--- START ---

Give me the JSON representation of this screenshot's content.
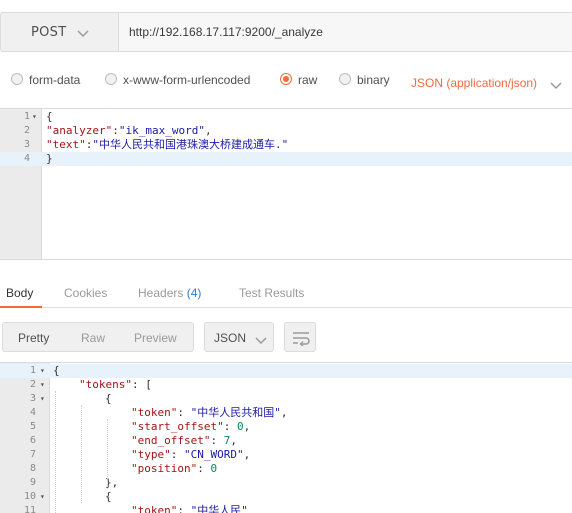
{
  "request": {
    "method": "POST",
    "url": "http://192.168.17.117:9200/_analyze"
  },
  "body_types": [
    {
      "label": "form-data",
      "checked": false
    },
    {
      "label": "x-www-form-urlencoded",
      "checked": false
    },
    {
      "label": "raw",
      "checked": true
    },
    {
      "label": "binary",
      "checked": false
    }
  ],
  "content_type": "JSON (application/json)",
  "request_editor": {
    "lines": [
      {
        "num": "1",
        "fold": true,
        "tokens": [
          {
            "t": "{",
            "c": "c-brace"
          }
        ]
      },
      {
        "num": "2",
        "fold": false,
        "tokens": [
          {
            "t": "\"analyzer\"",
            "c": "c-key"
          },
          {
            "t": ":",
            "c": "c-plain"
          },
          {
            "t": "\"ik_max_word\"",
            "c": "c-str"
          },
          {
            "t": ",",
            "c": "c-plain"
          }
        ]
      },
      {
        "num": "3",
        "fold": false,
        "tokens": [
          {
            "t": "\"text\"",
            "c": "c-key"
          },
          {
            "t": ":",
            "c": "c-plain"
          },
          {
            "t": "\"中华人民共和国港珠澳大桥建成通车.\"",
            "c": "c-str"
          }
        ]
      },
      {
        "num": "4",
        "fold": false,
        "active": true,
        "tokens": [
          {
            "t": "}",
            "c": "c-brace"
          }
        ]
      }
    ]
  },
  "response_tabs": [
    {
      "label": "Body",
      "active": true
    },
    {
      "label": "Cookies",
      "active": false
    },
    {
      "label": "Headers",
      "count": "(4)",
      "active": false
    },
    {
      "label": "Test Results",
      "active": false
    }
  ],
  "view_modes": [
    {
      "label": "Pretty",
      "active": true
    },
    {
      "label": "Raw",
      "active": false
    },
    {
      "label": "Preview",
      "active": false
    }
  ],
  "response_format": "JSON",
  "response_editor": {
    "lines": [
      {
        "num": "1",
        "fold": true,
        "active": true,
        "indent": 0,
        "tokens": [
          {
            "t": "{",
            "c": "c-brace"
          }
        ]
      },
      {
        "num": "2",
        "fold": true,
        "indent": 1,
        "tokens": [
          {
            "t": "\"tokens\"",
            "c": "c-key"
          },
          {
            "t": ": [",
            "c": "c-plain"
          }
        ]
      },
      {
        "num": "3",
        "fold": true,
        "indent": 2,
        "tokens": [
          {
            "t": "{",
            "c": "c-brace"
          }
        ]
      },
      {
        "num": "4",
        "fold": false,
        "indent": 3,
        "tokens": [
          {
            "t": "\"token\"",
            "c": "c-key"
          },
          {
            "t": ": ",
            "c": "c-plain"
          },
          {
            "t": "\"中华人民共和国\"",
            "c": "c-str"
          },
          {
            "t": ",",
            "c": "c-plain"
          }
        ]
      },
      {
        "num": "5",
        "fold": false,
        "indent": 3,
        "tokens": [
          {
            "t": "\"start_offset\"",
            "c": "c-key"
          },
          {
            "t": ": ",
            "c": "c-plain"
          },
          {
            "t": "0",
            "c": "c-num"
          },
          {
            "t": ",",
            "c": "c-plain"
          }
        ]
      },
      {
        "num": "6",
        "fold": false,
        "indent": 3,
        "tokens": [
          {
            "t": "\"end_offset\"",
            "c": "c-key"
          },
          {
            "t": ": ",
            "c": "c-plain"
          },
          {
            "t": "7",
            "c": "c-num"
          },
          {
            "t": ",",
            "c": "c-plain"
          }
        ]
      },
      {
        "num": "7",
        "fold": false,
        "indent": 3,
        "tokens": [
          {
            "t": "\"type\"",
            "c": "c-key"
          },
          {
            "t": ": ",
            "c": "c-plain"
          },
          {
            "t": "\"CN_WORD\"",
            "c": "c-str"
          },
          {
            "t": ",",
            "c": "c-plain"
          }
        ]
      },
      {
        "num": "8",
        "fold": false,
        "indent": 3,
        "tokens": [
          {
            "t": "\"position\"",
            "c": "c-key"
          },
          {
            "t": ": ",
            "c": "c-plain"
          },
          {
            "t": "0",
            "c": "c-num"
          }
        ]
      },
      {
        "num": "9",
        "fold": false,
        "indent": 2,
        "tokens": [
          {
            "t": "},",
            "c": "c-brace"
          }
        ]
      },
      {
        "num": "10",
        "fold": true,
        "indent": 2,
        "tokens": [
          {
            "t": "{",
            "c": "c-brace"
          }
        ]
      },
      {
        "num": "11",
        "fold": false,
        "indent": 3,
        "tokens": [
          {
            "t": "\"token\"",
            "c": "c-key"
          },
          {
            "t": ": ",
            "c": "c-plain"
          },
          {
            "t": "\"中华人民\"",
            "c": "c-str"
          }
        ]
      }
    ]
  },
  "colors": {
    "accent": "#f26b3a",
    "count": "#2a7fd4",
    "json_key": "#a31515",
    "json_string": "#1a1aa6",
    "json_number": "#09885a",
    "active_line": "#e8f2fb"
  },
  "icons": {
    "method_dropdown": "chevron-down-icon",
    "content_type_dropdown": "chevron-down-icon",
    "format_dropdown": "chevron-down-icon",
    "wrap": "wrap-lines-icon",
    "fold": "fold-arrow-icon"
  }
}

--- END ---
--- START ---

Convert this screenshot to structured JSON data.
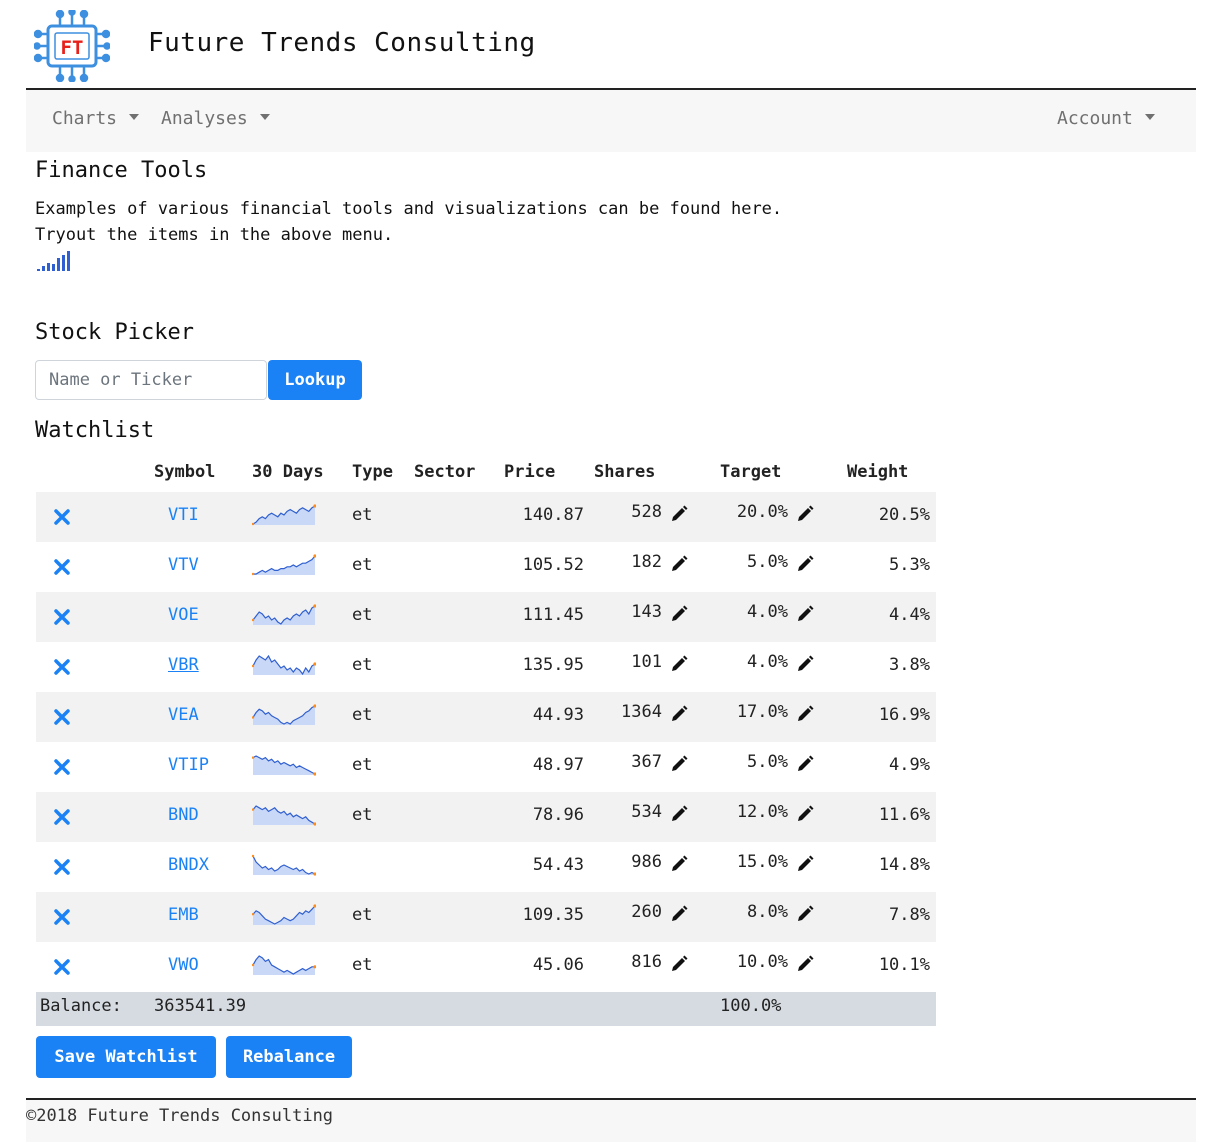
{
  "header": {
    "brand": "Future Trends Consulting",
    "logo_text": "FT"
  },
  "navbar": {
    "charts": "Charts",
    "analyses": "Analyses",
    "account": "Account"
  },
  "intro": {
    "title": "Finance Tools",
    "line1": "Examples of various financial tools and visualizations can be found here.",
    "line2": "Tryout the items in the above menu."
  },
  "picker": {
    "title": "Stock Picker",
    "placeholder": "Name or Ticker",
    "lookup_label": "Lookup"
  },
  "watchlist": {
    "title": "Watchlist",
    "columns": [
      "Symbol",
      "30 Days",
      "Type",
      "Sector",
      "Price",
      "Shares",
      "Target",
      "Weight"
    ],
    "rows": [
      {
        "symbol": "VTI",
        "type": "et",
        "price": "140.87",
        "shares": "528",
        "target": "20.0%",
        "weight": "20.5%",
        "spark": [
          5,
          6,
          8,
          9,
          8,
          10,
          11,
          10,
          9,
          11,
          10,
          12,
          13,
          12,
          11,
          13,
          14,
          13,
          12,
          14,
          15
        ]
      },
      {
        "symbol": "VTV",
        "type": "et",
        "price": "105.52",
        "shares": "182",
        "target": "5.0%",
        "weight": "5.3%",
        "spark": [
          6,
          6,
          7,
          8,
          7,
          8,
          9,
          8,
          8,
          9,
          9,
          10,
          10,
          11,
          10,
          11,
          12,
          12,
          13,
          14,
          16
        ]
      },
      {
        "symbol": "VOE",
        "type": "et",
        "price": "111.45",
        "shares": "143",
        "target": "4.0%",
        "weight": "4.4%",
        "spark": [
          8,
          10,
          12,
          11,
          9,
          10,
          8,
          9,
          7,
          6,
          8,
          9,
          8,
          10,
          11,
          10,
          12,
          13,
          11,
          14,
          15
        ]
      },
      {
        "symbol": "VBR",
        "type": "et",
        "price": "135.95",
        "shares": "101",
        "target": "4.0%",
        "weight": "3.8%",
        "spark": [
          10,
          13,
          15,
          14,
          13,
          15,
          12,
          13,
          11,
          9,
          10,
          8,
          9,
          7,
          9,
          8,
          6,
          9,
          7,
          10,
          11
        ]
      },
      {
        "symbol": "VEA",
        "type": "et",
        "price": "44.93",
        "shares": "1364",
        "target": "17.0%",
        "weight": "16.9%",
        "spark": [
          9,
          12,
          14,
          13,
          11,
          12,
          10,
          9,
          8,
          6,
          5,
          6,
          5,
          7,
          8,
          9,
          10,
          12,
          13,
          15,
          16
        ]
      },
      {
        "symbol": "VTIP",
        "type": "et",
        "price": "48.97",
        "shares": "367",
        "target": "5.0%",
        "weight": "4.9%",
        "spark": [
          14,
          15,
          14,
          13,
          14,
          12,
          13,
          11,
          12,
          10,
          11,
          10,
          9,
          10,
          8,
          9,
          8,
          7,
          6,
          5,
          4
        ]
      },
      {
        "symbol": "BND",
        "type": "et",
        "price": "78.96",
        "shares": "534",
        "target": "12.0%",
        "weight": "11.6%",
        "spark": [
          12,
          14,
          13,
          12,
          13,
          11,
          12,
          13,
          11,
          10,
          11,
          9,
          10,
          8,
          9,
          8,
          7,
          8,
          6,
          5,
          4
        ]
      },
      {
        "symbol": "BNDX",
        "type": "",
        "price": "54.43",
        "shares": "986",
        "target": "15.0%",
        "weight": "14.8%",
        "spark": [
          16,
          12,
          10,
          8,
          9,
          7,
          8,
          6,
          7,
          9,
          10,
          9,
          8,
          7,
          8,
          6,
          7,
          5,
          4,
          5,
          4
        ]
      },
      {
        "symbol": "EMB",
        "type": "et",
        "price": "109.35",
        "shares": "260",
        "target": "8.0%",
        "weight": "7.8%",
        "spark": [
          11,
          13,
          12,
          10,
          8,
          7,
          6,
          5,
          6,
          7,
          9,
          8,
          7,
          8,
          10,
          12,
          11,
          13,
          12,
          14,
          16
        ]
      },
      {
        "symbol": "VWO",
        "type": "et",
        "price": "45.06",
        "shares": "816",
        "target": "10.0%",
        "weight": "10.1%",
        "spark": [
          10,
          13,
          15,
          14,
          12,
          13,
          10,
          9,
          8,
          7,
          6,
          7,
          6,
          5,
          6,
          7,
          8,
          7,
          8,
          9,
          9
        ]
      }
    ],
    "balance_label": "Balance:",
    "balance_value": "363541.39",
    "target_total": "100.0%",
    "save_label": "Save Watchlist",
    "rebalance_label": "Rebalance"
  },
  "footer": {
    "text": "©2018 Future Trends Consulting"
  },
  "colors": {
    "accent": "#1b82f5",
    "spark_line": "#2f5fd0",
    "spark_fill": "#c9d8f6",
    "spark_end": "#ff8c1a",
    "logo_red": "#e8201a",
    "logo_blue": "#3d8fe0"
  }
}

--- END ---
--- START ---

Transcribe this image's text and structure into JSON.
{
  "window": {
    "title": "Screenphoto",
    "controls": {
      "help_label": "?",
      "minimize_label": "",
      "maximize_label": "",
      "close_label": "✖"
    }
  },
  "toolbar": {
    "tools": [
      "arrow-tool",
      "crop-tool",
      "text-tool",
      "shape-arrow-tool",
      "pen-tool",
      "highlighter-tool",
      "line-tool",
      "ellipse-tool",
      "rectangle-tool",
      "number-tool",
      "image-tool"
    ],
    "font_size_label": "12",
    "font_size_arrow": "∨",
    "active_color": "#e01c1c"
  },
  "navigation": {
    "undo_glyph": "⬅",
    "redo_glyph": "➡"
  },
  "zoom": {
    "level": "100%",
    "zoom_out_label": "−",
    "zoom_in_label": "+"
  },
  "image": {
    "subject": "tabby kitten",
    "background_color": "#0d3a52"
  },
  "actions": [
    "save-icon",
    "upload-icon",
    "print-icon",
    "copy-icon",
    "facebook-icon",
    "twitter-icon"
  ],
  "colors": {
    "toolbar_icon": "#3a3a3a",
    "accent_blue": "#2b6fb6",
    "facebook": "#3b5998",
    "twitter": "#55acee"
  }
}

--- END ---

## What is required
In the entries above, identify every line with the word "screenshot". Copy those lines.

## Correct answer
Give me the JSON representation of this screenshot's content.
Convert this screenshot to structured JSON data.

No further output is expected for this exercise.